AIM OF THE TASK —
Print the lines of the listing word for word, beginning with the line that contains "row-header[interactable]: 32 xyxy=(0,374,42,386)" and ending with the line that contains "row-header[interactable]: 37 xyxy=(0,434,42,446)", both included.

RECORDS SHOWN —
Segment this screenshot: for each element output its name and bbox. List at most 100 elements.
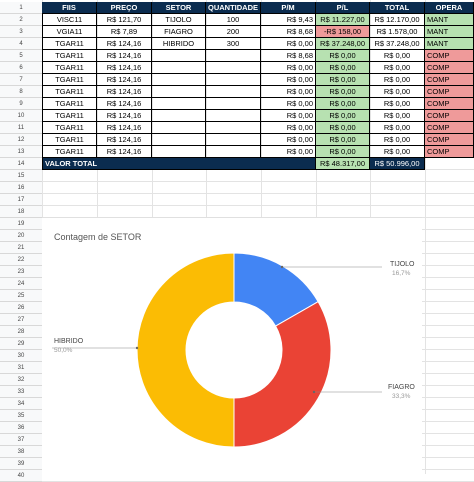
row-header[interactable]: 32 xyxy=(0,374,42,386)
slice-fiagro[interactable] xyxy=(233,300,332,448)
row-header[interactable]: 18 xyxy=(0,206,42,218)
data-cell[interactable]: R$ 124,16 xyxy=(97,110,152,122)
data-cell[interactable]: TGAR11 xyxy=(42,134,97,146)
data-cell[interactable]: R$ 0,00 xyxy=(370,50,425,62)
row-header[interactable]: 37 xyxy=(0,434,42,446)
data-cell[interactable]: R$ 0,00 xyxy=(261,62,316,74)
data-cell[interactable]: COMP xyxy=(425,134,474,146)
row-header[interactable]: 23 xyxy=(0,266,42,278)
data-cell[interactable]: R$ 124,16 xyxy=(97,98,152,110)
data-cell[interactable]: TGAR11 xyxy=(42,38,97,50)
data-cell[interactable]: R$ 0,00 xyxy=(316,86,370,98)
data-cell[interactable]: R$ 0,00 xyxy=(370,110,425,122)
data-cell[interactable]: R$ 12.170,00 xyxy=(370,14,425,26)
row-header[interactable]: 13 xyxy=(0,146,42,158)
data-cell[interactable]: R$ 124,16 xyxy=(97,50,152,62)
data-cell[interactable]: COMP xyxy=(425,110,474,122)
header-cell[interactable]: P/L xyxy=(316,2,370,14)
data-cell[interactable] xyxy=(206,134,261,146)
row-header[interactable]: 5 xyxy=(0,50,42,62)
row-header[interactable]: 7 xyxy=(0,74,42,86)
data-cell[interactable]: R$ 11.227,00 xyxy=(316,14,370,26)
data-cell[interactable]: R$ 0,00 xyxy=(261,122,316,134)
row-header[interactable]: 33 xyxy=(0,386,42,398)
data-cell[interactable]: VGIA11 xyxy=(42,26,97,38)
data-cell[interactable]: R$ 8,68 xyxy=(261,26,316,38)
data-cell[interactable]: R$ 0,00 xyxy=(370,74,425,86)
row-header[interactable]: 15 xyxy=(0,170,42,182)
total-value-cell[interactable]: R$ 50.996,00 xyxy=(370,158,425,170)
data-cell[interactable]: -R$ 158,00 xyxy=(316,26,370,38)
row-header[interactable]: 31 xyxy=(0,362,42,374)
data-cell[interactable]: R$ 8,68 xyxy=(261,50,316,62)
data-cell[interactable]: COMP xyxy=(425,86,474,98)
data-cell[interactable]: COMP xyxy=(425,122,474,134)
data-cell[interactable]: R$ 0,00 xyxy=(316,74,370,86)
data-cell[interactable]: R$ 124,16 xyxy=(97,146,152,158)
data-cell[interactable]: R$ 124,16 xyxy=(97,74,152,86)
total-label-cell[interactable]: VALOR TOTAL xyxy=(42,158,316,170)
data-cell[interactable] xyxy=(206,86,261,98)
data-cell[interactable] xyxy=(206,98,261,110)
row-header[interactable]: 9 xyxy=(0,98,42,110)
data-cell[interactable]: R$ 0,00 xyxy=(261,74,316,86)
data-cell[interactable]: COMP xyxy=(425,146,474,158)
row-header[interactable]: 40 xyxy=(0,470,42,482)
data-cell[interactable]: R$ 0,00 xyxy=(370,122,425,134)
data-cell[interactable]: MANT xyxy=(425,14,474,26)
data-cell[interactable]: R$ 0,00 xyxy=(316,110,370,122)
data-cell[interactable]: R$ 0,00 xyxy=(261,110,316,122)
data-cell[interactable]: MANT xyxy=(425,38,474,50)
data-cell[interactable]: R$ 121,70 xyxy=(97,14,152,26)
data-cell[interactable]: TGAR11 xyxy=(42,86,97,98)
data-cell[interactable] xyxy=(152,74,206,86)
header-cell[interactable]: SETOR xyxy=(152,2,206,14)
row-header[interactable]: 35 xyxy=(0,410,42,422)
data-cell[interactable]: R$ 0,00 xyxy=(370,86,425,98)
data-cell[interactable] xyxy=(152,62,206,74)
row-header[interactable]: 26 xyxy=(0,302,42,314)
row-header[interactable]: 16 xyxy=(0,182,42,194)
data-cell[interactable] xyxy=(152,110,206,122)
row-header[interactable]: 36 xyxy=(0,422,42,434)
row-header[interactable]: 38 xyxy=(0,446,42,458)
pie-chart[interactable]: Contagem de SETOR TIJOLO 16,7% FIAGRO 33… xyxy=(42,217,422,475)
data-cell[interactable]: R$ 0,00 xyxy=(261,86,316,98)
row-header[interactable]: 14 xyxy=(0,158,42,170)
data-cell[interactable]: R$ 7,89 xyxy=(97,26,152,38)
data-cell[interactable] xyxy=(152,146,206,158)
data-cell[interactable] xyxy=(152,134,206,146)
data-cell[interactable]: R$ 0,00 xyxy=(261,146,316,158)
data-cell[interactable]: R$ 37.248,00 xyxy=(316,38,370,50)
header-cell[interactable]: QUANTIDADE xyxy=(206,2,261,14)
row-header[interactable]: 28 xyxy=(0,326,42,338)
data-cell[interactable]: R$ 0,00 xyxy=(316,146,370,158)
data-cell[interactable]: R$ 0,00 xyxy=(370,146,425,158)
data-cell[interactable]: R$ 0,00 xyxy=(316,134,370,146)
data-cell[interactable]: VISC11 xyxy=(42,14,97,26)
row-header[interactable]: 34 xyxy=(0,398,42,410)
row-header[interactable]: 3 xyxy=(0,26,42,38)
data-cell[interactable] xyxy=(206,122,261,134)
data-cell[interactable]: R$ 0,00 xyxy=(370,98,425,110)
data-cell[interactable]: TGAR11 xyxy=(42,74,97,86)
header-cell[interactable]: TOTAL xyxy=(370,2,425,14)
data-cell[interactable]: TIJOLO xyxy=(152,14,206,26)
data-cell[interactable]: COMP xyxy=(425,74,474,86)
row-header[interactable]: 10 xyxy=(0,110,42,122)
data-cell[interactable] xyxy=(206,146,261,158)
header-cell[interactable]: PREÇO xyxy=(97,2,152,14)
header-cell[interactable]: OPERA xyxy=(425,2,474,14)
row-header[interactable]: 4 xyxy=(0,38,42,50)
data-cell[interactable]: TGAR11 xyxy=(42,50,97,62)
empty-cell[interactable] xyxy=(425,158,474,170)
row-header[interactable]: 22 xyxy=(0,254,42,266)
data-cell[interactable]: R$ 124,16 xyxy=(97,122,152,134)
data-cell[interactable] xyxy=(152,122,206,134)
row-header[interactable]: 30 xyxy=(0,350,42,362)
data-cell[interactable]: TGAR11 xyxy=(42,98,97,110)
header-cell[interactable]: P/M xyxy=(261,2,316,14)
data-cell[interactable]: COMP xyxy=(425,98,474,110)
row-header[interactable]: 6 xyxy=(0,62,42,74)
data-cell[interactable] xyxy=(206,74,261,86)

TASK RESULT —
row-header[interactable]: 32 xyxy=(0,374,42,386)
slice-fiagro[interactable] xyxy=(233,300,332,448)
row-header[interactable]: 18 xyxy=(0,206,42,218)
data-cell[interactable]: R$ 124,16 xyxy=(97,110,152,122)
data-cell[interactable]: TGAR11 xyxy=(42,134,97,146)
data-cell[interactable]: R$ 0,00 xyxy=(370,50,425,62)
row-header[interactable]: 37 xyxy=(0,434,42,446)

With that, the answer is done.